> [What is needed]
Provide only the number of lines in the data below that contain the string "realized".

----- Dataset extract -----

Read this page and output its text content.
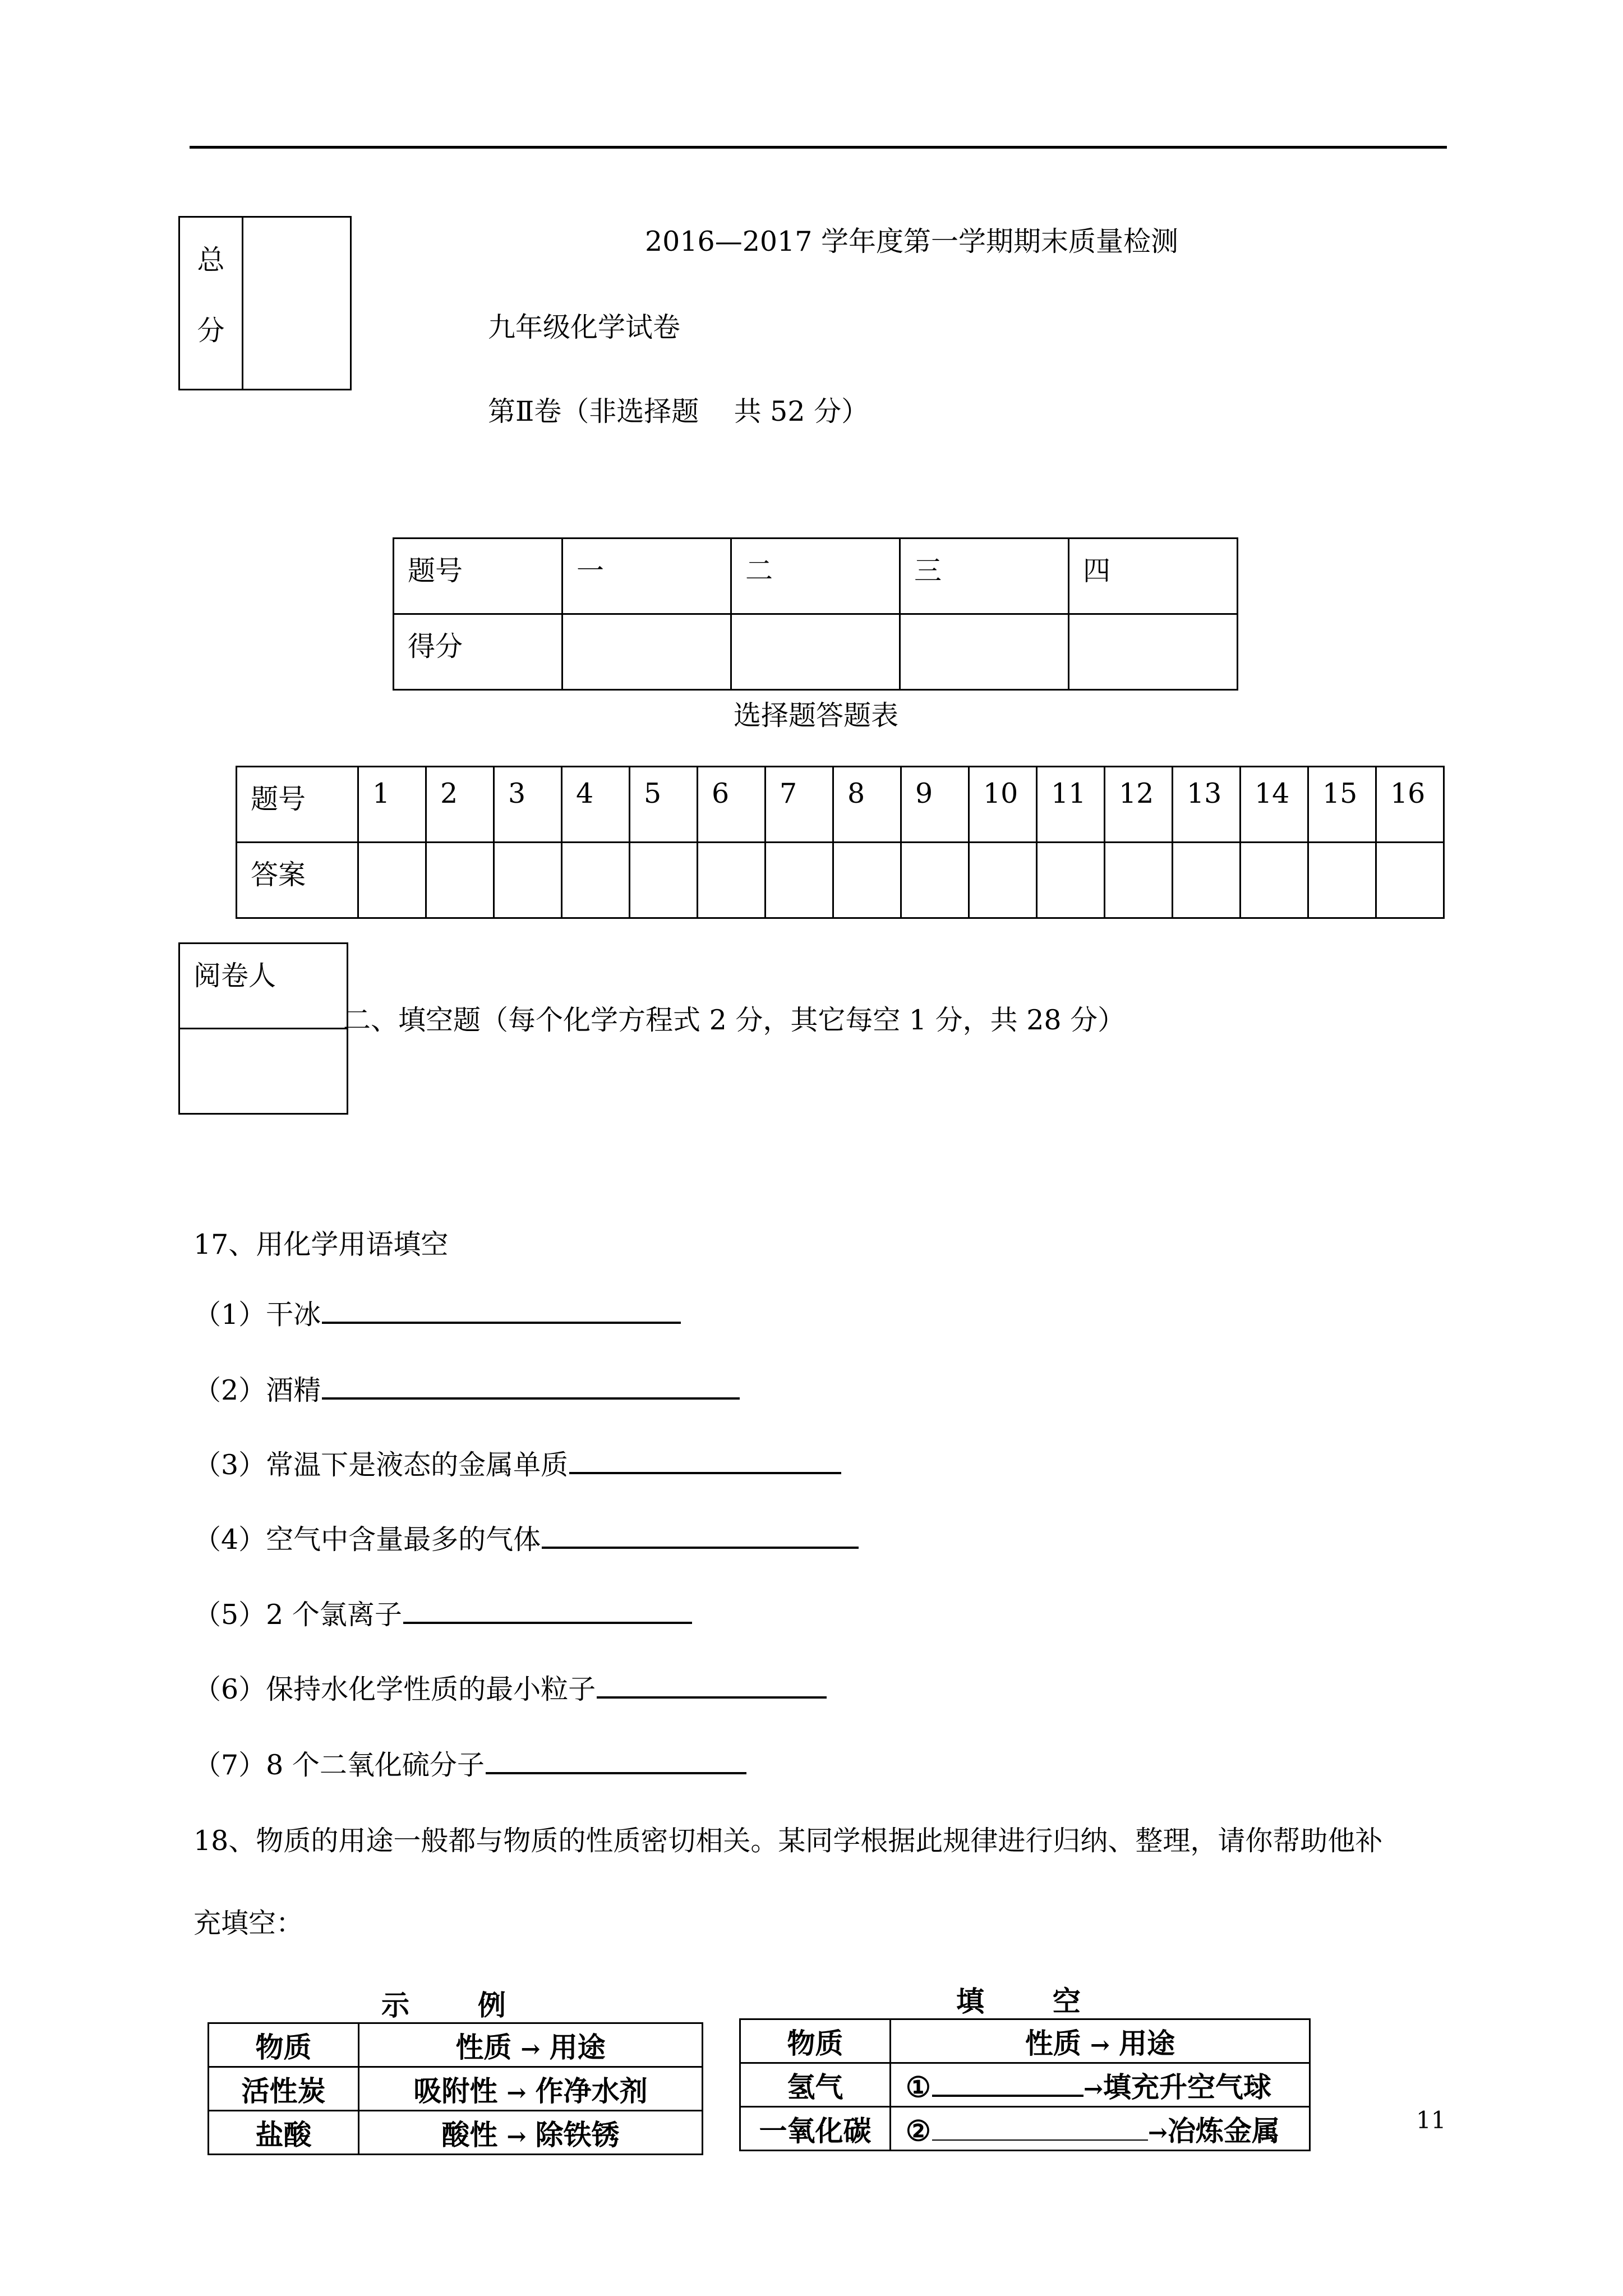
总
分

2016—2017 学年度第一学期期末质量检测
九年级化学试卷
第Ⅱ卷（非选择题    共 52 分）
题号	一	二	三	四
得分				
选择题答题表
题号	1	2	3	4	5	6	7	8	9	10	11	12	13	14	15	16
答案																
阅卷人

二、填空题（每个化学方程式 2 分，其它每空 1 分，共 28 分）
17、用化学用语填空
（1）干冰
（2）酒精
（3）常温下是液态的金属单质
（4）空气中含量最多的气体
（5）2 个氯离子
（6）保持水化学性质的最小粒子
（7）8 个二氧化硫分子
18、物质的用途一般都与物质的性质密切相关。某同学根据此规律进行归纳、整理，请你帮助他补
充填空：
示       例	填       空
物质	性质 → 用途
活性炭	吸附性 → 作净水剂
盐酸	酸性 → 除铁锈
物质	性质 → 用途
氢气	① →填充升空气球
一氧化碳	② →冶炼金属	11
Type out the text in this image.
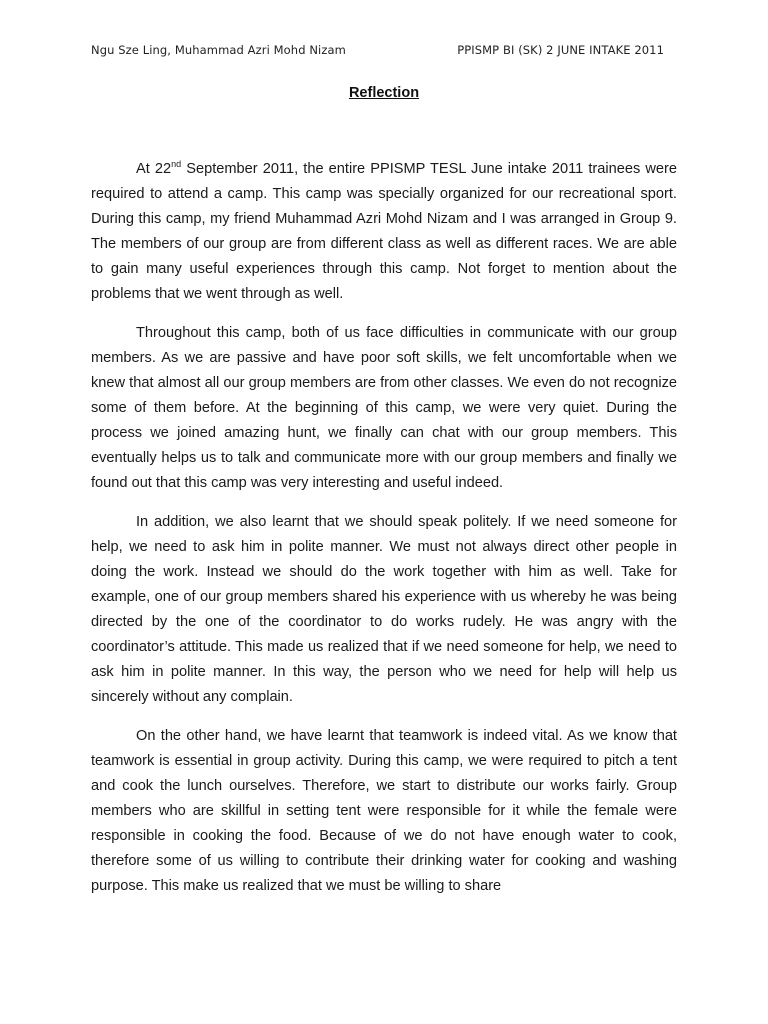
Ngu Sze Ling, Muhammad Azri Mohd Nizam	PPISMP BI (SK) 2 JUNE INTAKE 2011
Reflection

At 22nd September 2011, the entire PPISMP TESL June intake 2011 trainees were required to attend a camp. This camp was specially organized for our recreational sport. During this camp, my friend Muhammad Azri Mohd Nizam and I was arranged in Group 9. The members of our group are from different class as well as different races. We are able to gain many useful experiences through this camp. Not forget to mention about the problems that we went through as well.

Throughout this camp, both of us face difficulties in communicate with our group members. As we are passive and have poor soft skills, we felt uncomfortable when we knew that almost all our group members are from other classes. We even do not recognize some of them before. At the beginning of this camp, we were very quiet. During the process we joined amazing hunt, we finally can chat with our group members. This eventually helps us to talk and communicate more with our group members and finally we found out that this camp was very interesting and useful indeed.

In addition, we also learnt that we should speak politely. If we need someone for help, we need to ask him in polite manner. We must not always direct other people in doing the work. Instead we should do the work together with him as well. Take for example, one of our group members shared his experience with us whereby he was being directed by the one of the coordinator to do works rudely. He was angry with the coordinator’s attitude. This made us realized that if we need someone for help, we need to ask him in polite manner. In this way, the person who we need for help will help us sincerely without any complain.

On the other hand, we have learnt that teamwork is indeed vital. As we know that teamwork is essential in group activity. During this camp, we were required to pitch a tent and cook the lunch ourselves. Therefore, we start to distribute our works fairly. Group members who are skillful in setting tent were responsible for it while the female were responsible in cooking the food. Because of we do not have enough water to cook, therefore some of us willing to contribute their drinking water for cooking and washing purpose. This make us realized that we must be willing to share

-----

> [Completed exercise]
2